- What the task asks
In the data below, find every line with the string "건축융합학부" and pull it out.

A run of records:
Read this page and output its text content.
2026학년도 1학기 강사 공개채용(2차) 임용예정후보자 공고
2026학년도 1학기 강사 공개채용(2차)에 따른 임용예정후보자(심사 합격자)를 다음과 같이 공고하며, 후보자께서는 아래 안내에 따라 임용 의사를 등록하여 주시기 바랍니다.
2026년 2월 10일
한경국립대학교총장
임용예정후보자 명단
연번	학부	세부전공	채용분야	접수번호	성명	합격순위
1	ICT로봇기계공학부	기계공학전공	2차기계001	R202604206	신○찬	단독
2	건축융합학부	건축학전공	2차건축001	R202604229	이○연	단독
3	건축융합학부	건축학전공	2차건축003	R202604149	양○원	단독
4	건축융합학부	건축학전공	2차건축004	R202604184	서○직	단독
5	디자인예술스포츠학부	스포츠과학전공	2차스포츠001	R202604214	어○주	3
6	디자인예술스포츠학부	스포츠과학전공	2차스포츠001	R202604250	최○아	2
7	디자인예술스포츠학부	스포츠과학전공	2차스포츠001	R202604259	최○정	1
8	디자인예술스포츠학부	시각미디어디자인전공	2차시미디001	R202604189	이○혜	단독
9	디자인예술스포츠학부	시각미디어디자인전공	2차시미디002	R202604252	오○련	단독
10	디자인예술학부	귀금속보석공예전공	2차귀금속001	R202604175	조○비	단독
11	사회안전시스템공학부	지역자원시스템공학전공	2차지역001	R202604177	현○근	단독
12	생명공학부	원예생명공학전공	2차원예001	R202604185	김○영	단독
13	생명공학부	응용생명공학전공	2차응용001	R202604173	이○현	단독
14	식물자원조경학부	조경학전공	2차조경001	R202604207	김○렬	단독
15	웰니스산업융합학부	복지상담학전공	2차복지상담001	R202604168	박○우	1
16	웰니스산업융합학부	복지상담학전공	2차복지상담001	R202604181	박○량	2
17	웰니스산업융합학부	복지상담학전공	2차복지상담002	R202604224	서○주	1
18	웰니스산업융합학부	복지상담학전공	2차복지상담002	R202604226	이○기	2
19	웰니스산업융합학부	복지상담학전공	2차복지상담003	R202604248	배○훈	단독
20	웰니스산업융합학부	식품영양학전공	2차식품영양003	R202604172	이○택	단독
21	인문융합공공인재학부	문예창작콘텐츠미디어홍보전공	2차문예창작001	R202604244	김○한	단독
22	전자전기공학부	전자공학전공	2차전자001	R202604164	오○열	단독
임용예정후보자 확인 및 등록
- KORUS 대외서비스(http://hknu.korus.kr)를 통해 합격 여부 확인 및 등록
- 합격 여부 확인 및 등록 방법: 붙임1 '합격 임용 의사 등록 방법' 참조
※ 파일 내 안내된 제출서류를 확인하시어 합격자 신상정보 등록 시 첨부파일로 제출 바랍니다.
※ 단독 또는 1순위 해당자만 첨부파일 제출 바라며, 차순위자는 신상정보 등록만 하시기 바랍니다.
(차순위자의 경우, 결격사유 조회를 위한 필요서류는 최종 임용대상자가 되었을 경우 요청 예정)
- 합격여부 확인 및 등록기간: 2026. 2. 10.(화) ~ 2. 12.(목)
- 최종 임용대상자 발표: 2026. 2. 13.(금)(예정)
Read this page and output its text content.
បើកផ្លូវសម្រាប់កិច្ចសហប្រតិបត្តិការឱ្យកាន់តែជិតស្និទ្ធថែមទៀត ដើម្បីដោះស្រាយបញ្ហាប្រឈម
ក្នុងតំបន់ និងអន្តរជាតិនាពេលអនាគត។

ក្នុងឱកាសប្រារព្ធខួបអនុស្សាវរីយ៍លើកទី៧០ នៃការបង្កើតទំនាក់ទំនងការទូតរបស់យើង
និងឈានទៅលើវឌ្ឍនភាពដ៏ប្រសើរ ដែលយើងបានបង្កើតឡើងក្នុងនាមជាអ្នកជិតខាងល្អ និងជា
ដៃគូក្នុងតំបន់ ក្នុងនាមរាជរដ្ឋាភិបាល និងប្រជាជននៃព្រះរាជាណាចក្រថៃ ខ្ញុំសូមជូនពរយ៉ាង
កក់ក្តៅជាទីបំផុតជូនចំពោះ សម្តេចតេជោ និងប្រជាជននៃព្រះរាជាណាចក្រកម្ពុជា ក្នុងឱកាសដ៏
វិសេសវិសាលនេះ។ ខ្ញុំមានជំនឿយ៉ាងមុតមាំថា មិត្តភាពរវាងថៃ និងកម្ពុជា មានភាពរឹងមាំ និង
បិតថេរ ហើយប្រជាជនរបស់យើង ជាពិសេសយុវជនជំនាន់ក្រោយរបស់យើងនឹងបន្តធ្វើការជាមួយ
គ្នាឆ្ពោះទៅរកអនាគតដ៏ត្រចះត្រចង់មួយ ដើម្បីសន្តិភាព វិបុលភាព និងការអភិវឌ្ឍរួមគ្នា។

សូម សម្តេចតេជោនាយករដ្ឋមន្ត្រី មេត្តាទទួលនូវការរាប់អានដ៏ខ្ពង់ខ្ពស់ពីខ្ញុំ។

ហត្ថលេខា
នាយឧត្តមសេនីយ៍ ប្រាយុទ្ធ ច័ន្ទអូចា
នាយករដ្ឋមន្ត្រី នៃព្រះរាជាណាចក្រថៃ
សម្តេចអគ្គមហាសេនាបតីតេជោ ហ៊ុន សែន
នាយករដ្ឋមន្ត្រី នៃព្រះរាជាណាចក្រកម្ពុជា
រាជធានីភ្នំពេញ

- Exercise solution
2	건축융합학부	건축학전공	2차건축001	R202604229	이○연	단독
3	건축융합학부	건축학전공	2차건축003	R202604149	양○원	단독
4	건축융합학부	건축학전공	2차건축004	R202604184	서○직	단독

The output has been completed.